## Begin
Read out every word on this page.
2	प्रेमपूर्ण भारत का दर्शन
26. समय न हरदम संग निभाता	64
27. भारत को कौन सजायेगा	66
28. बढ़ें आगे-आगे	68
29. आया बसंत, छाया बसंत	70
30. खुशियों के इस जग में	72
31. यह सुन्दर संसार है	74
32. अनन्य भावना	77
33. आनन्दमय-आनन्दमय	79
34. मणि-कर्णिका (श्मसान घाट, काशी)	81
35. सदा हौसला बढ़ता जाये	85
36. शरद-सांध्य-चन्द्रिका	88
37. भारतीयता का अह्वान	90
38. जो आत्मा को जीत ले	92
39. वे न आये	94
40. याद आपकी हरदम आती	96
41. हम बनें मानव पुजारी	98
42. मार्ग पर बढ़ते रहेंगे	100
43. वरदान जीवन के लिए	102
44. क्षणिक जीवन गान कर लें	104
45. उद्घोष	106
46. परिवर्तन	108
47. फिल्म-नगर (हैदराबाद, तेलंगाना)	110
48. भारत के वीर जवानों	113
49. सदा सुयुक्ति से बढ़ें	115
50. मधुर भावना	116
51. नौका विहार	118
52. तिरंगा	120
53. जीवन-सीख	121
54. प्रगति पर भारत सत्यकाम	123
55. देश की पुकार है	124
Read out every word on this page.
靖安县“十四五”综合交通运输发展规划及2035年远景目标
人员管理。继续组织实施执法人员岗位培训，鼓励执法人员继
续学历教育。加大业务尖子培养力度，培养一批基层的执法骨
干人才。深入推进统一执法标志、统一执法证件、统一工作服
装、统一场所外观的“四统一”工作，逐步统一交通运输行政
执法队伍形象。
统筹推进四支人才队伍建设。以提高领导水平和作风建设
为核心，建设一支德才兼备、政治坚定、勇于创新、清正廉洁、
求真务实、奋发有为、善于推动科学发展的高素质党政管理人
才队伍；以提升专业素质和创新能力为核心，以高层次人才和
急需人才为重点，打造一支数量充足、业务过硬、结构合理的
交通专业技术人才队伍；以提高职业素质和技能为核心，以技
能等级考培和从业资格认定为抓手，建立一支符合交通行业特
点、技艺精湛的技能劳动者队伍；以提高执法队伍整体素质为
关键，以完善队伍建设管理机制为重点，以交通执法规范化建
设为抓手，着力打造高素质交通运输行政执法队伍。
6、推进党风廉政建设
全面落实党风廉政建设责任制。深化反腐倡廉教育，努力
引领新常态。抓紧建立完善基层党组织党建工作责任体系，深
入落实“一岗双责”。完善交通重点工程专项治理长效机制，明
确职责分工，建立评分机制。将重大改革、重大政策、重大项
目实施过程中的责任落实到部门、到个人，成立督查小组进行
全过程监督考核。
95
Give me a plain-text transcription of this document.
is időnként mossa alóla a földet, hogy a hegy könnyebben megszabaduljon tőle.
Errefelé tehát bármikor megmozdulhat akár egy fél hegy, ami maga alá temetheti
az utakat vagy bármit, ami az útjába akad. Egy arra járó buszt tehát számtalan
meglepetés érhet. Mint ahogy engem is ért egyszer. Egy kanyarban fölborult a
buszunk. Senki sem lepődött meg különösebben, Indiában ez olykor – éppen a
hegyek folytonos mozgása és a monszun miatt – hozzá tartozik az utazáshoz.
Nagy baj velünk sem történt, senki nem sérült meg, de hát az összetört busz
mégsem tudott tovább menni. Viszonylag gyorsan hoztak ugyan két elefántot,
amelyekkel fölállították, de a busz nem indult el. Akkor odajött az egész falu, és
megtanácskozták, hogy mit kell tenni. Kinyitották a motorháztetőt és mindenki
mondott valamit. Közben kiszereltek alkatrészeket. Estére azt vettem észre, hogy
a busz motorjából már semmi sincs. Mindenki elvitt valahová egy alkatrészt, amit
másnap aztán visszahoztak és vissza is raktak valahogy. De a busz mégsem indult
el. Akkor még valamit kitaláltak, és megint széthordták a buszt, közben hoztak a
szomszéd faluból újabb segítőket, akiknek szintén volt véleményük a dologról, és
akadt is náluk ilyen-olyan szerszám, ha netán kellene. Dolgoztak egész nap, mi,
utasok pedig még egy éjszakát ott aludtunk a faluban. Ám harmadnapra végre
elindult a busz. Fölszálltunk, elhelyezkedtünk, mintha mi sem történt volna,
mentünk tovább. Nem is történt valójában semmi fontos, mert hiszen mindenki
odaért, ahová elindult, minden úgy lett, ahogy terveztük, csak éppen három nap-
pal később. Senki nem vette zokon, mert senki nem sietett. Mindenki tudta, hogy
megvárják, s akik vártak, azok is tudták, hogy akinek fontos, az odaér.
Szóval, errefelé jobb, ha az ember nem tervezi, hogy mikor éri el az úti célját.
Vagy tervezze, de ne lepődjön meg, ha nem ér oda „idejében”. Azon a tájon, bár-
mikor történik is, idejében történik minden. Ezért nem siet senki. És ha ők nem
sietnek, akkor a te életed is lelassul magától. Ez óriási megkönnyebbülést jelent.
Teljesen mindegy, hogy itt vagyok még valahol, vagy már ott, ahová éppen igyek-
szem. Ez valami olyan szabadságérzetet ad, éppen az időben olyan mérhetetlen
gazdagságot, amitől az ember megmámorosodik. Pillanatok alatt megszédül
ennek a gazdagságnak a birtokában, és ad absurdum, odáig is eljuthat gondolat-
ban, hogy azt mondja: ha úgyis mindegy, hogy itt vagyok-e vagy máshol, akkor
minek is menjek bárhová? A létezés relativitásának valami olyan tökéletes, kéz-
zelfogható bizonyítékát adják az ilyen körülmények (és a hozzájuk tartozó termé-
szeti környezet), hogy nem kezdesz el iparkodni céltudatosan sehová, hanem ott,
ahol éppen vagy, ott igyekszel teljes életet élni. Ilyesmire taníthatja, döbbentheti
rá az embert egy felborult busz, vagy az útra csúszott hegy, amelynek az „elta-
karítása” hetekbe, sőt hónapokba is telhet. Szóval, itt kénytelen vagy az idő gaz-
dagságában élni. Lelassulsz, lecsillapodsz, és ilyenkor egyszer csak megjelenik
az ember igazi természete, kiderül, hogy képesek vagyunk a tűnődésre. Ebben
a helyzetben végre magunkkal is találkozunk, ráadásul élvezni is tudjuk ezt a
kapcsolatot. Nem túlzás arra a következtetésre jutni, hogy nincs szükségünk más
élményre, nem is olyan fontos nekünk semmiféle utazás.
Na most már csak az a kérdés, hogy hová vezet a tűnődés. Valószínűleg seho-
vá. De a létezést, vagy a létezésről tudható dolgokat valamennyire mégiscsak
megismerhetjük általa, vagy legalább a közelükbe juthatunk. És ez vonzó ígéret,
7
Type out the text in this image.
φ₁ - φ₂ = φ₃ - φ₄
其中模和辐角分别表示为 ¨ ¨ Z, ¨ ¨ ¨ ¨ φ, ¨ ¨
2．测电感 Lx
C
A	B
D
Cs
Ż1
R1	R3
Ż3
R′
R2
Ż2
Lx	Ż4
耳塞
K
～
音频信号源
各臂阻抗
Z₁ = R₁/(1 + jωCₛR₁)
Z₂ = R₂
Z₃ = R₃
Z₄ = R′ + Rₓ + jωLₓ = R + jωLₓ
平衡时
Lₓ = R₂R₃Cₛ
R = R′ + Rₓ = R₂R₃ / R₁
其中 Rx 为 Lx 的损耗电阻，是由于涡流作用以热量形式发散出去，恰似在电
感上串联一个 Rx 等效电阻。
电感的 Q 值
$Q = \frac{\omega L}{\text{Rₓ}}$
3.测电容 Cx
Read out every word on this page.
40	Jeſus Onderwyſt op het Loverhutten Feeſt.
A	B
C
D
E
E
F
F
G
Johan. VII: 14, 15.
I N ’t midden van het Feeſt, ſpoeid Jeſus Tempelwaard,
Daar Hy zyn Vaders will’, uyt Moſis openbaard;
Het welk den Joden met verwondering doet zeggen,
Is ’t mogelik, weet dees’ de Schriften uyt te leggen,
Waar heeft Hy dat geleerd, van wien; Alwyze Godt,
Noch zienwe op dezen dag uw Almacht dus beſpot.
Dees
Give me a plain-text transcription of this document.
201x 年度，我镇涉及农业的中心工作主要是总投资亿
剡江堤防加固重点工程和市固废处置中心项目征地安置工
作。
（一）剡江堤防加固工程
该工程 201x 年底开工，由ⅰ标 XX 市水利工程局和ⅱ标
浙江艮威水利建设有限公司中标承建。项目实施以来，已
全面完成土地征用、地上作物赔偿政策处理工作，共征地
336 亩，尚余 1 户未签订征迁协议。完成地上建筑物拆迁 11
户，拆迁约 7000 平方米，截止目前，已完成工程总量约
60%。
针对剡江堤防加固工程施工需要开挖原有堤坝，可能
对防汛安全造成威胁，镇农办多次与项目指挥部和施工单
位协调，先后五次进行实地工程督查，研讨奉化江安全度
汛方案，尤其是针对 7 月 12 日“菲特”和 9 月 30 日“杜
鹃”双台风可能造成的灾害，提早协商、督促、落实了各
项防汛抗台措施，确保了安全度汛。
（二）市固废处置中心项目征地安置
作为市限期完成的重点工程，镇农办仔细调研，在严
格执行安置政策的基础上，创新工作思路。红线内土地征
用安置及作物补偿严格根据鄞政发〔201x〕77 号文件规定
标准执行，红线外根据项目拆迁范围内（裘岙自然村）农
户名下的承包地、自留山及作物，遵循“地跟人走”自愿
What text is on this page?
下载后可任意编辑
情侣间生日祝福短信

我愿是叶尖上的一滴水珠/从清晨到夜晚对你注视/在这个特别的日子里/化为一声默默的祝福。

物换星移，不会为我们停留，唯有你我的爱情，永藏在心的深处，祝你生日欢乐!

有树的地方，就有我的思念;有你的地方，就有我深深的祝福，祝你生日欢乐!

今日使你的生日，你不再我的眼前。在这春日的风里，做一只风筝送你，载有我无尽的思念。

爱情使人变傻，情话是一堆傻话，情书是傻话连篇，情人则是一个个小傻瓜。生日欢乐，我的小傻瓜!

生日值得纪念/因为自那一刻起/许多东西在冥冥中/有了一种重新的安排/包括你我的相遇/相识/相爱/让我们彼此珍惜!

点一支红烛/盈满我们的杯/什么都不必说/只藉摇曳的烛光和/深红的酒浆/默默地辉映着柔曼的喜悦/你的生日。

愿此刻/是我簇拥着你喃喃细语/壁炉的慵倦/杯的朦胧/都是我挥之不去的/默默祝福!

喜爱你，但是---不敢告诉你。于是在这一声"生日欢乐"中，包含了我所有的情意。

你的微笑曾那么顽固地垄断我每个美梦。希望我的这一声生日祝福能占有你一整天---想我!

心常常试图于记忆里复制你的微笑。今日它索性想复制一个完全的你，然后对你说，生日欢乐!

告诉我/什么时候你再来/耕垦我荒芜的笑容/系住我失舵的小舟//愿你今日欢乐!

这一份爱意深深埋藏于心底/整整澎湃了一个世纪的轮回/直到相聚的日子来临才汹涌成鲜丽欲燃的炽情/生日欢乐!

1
## End
Written task:
Report all lines of the data above that include the string "Szóval".

The result:
Szóval, errefelé jobb, ha az ember nem tervezi, hogy mikor éri el az úti célját.
karítása” hetekbe, sőt hónapokba is telhet. Szóval, itt kénytelen vagy az idő gaz-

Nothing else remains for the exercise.